**TRY IT:** From the entries below, copy out all lines holding "your".

**RECORDED INFORMATION:**
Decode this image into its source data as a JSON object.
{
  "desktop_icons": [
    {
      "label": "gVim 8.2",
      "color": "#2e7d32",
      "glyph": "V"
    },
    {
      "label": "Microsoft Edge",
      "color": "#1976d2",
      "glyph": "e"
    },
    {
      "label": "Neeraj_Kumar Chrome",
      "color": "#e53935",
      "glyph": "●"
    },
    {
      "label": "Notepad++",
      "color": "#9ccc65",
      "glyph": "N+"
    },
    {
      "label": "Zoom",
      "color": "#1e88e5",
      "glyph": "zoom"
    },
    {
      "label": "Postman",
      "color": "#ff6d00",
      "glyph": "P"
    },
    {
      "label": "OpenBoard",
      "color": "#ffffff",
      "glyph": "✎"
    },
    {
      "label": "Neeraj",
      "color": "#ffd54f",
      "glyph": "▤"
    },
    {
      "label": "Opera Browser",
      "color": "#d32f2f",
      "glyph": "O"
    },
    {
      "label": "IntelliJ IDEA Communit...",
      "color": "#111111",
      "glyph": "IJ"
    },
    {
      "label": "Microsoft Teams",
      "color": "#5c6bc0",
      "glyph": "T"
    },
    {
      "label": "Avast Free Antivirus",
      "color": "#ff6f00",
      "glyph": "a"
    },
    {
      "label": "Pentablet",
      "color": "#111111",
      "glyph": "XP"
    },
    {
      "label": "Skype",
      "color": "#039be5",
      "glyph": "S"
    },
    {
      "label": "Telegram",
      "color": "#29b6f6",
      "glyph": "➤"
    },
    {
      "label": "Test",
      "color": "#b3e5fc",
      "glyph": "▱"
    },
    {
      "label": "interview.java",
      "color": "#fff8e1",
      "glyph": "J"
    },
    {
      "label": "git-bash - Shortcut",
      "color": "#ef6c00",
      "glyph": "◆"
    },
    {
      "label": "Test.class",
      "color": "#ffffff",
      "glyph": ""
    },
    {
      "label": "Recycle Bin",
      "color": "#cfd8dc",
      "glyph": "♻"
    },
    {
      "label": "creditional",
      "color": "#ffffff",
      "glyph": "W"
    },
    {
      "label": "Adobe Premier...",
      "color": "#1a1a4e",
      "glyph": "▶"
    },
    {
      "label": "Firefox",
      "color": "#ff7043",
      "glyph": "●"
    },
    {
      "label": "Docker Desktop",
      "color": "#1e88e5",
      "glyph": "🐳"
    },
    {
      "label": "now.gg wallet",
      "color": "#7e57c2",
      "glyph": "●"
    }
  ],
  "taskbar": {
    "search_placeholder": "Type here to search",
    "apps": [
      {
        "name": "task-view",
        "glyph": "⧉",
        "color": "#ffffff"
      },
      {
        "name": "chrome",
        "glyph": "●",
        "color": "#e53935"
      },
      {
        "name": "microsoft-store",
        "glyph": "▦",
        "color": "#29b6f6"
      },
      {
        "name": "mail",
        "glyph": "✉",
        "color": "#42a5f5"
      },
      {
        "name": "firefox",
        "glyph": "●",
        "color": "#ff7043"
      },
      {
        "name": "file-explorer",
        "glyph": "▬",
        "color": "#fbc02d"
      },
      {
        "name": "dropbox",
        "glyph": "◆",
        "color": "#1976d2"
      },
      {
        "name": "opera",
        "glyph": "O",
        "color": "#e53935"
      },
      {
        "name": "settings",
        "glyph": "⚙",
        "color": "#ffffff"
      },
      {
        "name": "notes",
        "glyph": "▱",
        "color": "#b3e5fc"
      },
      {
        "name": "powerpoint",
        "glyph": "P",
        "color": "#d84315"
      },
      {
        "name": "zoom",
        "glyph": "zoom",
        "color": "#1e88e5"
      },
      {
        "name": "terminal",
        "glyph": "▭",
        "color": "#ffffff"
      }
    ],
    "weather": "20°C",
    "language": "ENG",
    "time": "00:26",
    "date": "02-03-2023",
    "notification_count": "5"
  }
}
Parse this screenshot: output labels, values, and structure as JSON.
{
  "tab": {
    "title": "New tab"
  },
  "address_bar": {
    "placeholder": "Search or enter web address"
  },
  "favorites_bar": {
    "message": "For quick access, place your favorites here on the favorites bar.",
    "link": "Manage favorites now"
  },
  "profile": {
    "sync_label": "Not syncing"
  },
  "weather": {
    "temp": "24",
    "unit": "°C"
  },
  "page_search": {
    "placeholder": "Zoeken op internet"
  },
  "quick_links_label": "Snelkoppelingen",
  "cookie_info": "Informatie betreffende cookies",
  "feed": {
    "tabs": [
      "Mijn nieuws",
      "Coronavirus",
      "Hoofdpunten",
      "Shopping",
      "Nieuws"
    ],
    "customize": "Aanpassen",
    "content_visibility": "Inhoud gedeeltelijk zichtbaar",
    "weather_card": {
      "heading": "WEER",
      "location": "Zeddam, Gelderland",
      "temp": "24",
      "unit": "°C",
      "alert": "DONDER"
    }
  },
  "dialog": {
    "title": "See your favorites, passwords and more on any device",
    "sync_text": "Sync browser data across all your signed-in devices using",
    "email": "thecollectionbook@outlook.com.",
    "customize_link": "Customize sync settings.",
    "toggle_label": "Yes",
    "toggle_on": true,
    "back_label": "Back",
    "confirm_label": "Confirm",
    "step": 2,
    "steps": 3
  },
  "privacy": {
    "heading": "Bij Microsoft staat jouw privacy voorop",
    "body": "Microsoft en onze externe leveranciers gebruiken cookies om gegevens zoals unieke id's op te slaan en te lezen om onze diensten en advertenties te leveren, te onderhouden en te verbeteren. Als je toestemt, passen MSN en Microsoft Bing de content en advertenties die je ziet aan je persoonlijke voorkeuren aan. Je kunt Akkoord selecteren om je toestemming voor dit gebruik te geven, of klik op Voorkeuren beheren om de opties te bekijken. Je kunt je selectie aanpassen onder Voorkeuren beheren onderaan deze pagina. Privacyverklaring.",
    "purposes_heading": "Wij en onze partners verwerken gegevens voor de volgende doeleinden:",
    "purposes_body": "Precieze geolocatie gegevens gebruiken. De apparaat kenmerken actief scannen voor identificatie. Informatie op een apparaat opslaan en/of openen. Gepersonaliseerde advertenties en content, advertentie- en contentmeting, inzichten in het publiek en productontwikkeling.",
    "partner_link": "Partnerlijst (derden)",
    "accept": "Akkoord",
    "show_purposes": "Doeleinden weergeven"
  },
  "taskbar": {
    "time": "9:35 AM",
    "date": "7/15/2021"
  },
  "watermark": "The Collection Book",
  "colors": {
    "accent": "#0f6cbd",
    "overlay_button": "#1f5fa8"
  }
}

**WRITTEN RESPONSE:**
    "message": "For quick access, place your favorites here on the favorites bar.",
    "title": "See your favorites, passwords and more on any device",
    "sync_text": "Sync browser data across all your signed-in devices using",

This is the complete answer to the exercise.